*Aim*
Copy each line below that includes "зник".

*Dataset records*
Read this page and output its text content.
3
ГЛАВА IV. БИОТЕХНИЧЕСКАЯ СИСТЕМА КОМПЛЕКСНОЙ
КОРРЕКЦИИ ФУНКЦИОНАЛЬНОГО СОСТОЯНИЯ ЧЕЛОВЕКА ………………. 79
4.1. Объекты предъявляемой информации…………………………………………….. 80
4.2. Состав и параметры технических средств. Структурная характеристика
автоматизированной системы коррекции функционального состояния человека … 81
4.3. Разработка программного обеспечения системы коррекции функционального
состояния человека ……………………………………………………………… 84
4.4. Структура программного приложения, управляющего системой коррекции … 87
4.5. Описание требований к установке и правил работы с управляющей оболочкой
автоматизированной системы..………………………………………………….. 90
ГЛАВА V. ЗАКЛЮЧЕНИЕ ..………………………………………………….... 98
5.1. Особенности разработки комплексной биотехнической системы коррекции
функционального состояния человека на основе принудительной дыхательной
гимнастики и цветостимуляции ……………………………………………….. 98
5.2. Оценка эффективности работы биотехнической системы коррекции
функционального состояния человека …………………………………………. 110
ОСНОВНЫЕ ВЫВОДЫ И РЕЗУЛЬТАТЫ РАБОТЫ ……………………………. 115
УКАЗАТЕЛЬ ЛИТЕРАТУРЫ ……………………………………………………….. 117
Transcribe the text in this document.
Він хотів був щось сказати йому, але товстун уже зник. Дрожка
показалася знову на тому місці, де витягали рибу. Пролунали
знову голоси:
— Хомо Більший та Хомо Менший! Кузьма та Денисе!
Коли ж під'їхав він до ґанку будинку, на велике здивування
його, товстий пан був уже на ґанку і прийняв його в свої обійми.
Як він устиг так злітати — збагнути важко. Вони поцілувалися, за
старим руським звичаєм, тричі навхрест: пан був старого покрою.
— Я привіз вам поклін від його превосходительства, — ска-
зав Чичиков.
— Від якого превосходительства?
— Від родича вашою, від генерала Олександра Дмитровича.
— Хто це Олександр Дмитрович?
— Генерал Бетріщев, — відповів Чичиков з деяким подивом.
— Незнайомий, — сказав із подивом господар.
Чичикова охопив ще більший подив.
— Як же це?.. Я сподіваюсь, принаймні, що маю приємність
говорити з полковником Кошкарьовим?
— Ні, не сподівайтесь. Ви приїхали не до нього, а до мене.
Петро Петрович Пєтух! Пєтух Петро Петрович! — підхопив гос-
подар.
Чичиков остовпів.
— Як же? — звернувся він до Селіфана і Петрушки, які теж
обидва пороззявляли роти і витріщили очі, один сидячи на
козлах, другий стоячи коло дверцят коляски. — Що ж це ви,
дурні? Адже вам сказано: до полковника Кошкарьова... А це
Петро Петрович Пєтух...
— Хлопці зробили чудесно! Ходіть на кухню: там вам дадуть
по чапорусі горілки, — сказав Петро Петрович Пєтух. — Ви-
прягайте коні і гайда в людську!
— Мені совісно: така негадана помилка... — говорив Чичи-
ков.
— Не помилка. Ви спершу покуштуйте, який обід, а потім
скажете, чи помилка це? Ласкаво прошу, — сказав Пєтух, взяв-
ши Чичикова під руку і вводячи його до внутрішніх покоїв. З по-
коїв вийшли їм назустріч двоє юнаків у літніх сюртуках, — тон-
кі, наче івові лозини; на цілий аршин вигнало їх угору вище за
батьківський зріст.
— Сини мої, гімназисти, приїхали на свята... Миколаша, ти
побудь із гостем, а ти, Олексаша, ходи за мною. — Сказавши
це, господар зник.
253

*Solution for this task*
Він хотів був щось сказати йому, але товстун уже зник. Дрожка
це, господар зник.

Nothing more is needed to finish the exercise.